Can you output, unchanged, the lines of the material below from the line containing "model-block-gaussian-naive-bayes-model: ======= Gaussian" up to and including the line containing "accuracy-line: 使用test data進行預測的準確率： 0.9216867", and nothing else?

-- -- --

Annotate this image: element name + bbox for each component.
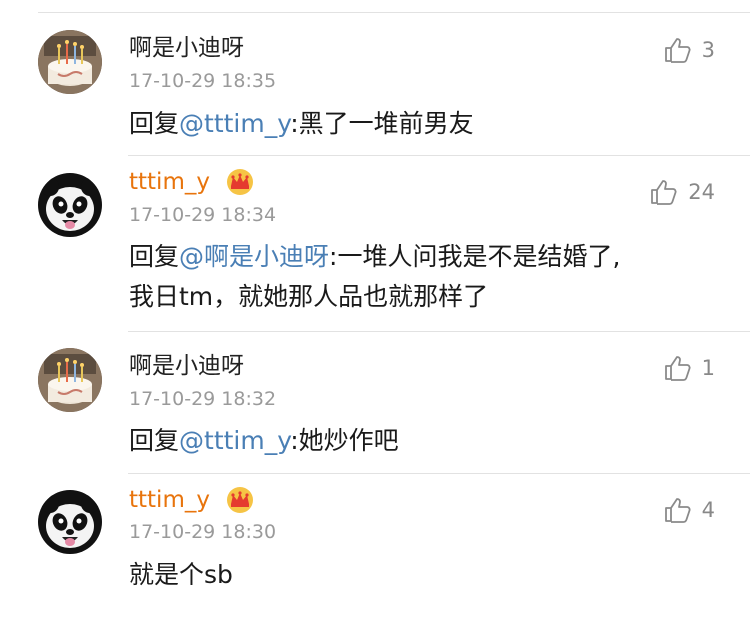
reply-prefix: 回复 — [129, 426, 180, 455]
cake-avatar-image — [38, 348, 102, 412]
reply-prefix: 回复 — [129, 242, 180, 271]
like-count: 24 — [688, 180, 715, 204]
comment-text: 回复@tttim_y:她炒作吧 — [129, 421, 729, 461]
like-count: 1 — [701, 356, 715, 380]
username[interactable]: 啊是小迪呀 — [129, 33, 244, 63]
divider — [128, 473, 750, 474]
cake-avatar-image — [38, 30, 102, 94]
thumbs-up-icon — [664, 356, 691, 381]
mention-link[interactable]: @tttim_y — [179, 109, 290, 138]
username-text[interactable]: 啊是小迪呀 — [129, 35, 244, 61]
username[interactable]: 啊是小迪呀 — [129, 351, 244, 381]
username-text[interactable]: 啊是小迪呀 — [129, 353, 244, 379]
crown-icon — [227, 486, 254, 513]
comment-text: 回复@tttim_y:黑了一堆前男友 — [129, 104, 729, 144]
panda-avatar-image — [38, 490, 102, 554]
like-count: 3 — [701, 38, 715, 62]
avatar[interactable] — [38, 348, 102, 412]
timestamp: 17-10-29 18:34 — [129, 204, 277, 226]
avatar[interactable] — [38, 490, 102, 554]
top-divider — [38, 12, 750, 13]
comment-text: 就是个sb — [129, 555, 729, 595]
timestamp: 17-10-29 18:32 — [129, 388, 277, 410]
username[interactable]: tttim_y — [129, 485, 255, 515]
panda-avatar-image — [38, 173, 102, 237]
like-button[interactable]: 1 — [664, 354, 715, 382]
like-button[interactable]: 4 — [664, 496, 715, 524]
mention-link[interactable]: @tttim_y — [179, 426, 290, 455]
crown-icon — [227, 168, 254, 195]
username-text[interactable]: tttim_y — [129, 169, 210, 195]
username-text[interactable]: tttim_y — [129, 487, 210, 513]
avatar[interactable] — [38, 30, 102, 94]
comment-line: 就是个sb — [129, 560, 233, 589]
like-count: 4 — [701, 498, 715, 522]
comment-line-text: :一堆人问我是不是结婚了, — [329, 242, 621, 271]
divider — [128, 331, 750, 332]
comment-line: :黑了一堆前男友 — [290, 109, 474, 138]
comment-text: 回复@啊是小迪呀:一堆人问我是不是结婚了, 我日tm，就她那人品也就那样了 — [129, 237, 729, 317]
avatar[interactable] — [38, 173, 102, 237]
comment-line: 回复@啊是小迪呀:一堆人问我是不是结婚了, — [129, 237, 729, 277]
like-button[interactable]: 3 — [664, 36, 715, 64]
timestamp: 17-10-29 18:30 — [129, 521, 277, 543]
mention-link[interactable]: @啊是小迪呀 — [179, 242, 329, 271]
divider — [128, 155, 750, 156]
thumbs-up-icon — [664, 38, 691, 63]
thumbs-up-icon — [651, 180, 677, 205]
reply-prefix: 回复 — [129, 109, 180, 138]
like-button[interactable]: 24 — [650, 178, 715, 206]
timestamp: 17-10-29 18:35 — [129, 70, 277, 92]
thumbs-up-icon — [664, 498, 691, 523]
username[interactable]: tttim_y — [129, 167, 255, 197]
comment-line: :她炒作吧 — [290, 426, 399, 455]
comment-line: 我日tm，就她那人品也就那样了 — [129, 282, 489, 311]
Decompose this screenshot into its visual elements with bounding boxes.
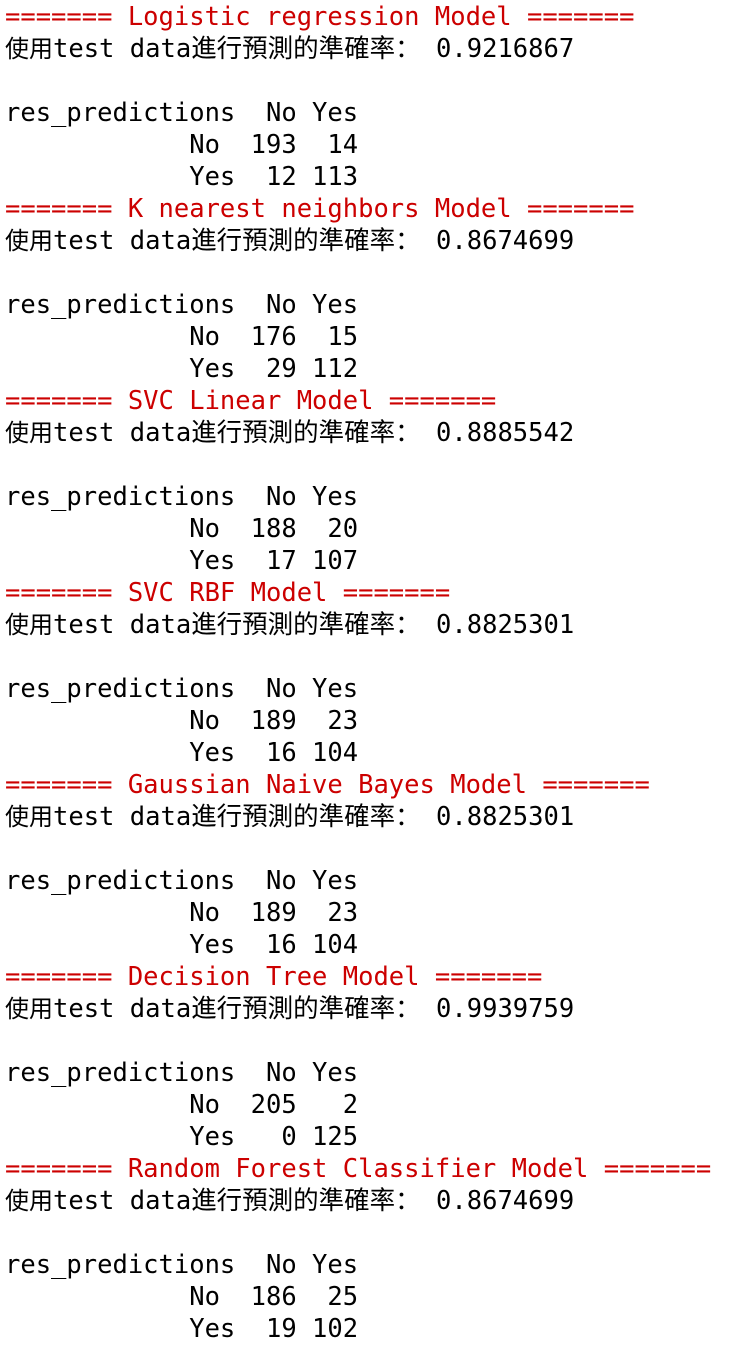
model-block-gaussian-naive-bayes-model: ======= Gaussian Naive Bayes Model =====… xyxy=(5,769,755,961)
accuracy-label: test data進行預測的準確率： xyxy=(53,34,421,64)
confusion-row-yes: Yes 16 104 xyxy=(5,930,359,960)
confusion-table-header: res_predictions No Yes xyxy=(5,1058,359,1088)
accuracy-value: 0.8825301 xyxy=(436,802,575,832)
model-header: ======= Random Forest Classifier Model =… xyxy=(5,1154,712,1184)
model-header: ======= Gaussian Naive Bayes Model =====… xyxy=(5,770,650,800)
model-header: ======= SVC Linear Model ======= xyxy=(5,386,497,416)
confusion-row-no: No 176 15 xyxy=(5,322,359,352)
accuracy-value: 0.8825301 xyxy=(436,610,575,640)
confusion-table-header: res_predictions No Yes xyxy=(5,98,359,128)
confusion-row-yes: Yes 0 125 xyxy=(5,1122,359,1152)
model-header: ======= Decision Tree Model ======= xyxy=(5,962,543,992)
accuracy-line: 使用test data進行預測的準確率： 0.9939759 xyxy=(5,993,755,1025)
console-output: ======= Logistic regression Model ======… xyxy=(5,1,755,1345)
confusion-table-header: res_predictions No Yes xyxy=(5,866,359,896)
accuracy-prefix: 使用 xyxy=(5,803,53,831)
confusion-row-no: No 205 2 xyxy=(5,1090,359,1120)
accuracy-prefix: 使用 xyxy=(5,1187,53,1215)
model-block-random-forest-classifier-model: ======= Random Forest Classifier Model =… xyxy=(5,1153,755,1345)
accuracy-label: test data進行預測的準確率： xyxy=(53,418,421,448)
accuracy-value: 0.9939759 xyxy=(436,994,575,1024)
model-block-decision-tree-model: ======= Decision Tree Model ======= 使用tes… xyxy=(5,961,755,1153)
model-block-k-nearest-neighbors-model: ======= K nearest neighbors Model ======… xyxy=(5,193,755,385)
confusion-row-yes: Yes 29 112 xyxy=(5,354,359,384)
confusion-row-no: No 186 25 xyxy=(5,1282,359,1312)
confusion-table-header: res_predictions No Yes xyxy=(5,674,359,704)
accuracy-line: 使用test data進行預測的準確率： 0.9216867 xyxy=(5,33,755,65)
confusion-row-yes: Yes 17 107 xyxy=(5,546,359,576)
accuracy-label: test data進行預測的準確率： xyxy=(53,610,421,640)
confusion-table-header: res_predictions No Yes xyxy=(5,1250,359,1280)
model-block-logistic-regression-model: ======= Logistic regression Model ======… xyxy=(5,1,755,193)
accuracy-line: 使用test data進行預測的準確率： 0.8885542 xyxy=(5,417,755,449)
accuracy-prefix: 使用 xyxy=(5,227,53,255)
model-header: ======= Logistic regression Model ======… xyxy=(5,2,635,32)
accuracy-label: test data進行預測的準確率： xyxy=(53,994,421,1024)
model-header: ======= K nearest neighbors Model ======… xyxy=(5,194,635,224)
accuracy-value: 0.8674699 xyxy=(436,226,575,256)
accuracy-value: 0.8674699 xyxy=(436,1186,575,1216)
accuracy-prefix: 使用 xyxy=(5,611,53,639)
confusion-row-no: No 193 14 xyxy=(5,130,359,160)
accuracy-label: test data進行預測的準確率： xyxy=(53,802,421,832)
confusion-row-yes: Yes 12 113 xyxy=(5,162,359,192)
confusion-row-no: No 188 20 xyxy=(5,514,359,544)
accuracy-line: 使用test data進行預測的準確率： 0.8674699 xyxy=(5,1185,755,1217)
accuracy-line: 使用test data進行預測的準確率： 0.8825301 xyxy=(5,609,755,641)
model-block-svc-rbf-model: ======= SVC RBF Model ======= 使用test data… xyxy=(5,577,755,769)
model-header: ======= SVC RBF Model ======= xyxy=(5,578,451,608)
accuracy-prefix: 使用 xyxy=(5,35,53,63)
model-block-svc-linear-model: ======= SVC Linear Model ======= 使用test d… xyxy=(5,385,755,577)
accuracy-label: test data進行預測的準確率： xyxy=(53,226,421,256)
accuracy-line: 使用test data進行預測的準確率： 0.8825301 xyxy=(5,801,755,833)
accuracy-prefix: 使用 xyxy=(5,995,53,1023)
accuracy-prefix: 使用 xyxy=(5,419,53,447)
confusion-row-yes: Yes 16 104 xyxy=(5,738,359,768)
accuracy-value: 0.8885542 xyxy=(436,418,575,448)
confusion-row-no: No 189 23 xyxy=(5,706,359,736)
accuracy-label: test data進行預測的準確率： xyxy=(53,1186,421,1216)
confusion-row-yes: Yes 19 102 xyxy=(5,1314,359,1344)
accuracy-value: 0.9216867 xyxy=(436,34,575,64)
accuracy-line: 使用test data進行預測的準確率： 0.8674699 xyxy=(5,225,755,257)
confusion-table-header: res_predictions No Yes xyxy=(5,290,359,320)
confusion-table-header: res_predictions No Yes xyxy=(5,482,359,512)
confusion-row-no: No 189 23 xyxy=(5,898,359,928)
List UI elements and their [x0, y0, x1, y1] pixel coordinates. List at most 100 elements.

-- -- --

● Correct result
model-block-gaussian-naive-bayes-model: ======= Gaussian Naive Bayes Model =====… xyxy=(5,769,755,961)
accuracy-label: test data進行預測的準確率： xyxy=(53,34,421,64)
confusion-row-yes: Yes 16 104 xyxy=(5,930,359,960)
confusion-table-header: res_predictions No Yes xyxy=(5,1058,359,1088)
accuracy-value: 0.8825301 xyxy=(436,802,575,832)
model-header: ======= Random Forest Classifier Model =… xyxy=(5,1154,712,1184)
model-header: ======= Gaussian Naive Bayes Model =====… xyxy=(5,770,650,800)
model-header: ======= SVC Linear Model ======= xyxy=(5,386,497,416)
confusion-row-no: No 176 15 xyxy=(5,322,359,352)
accuracy-value: 0.8825301 xyxy=(436,610,575,640)
confusion-table-header: res_predictions No Yes xyxy=(5,98,359,128)
confusion-row-yes: Yes 0 125 xyxy=(5,1122,359,1152)
model-header: ======= Decision Tree Model ======= xyxy=(5,962,543,992)
accuracy-line: 使用test data進行預測的準確率： 0.9939759 xyxy=(5,993,755,1025)
console-output: ======= Logistic regression Model ======… xyxy=(5,1,755,1345)
confusion-table-header: res_predictions No Yes xyxy=(5,866,359,896)
accuracy-prefix: 使用 xyxy=(5,803,53,831)
confusion-row-no: No 205 2 xyxy=(5,1090,359,1120)
accuracy-prefix: 使用 xyxy=(5,1187,53,1215)
model-block-random-forest-classifier-model: ======= Random Forest Classifier Model =… xyxy=(5,1153,755,1345)
accuracy-label: test data進行預測的準確率： xyxy=(53,418,421,448)
accuracy-value: 0.9939759 xyxy=(436,994,575,1024)
model-block-decision-tree-model: ======= Decision Tree Model ======= 使用tes… xyxy=(5,961,755,1153)
model-block-k-nearest-neighbors-model: ======= K nearest neighbors Model ======… xyxy=(5,193,755,385)
confusion-row-yes: Yes 29 112 xyxy=(5,354,359,384)
confusion-row-no: No 186 25 xyxy=(5,1282,359,1312)
confusion-table-header: res_predictions No Yes xyxy=(5,674,359,704)
accuracy-line: 使用test data進行預測的準確率： 0.9216867 xyxy=(5,33,755,65)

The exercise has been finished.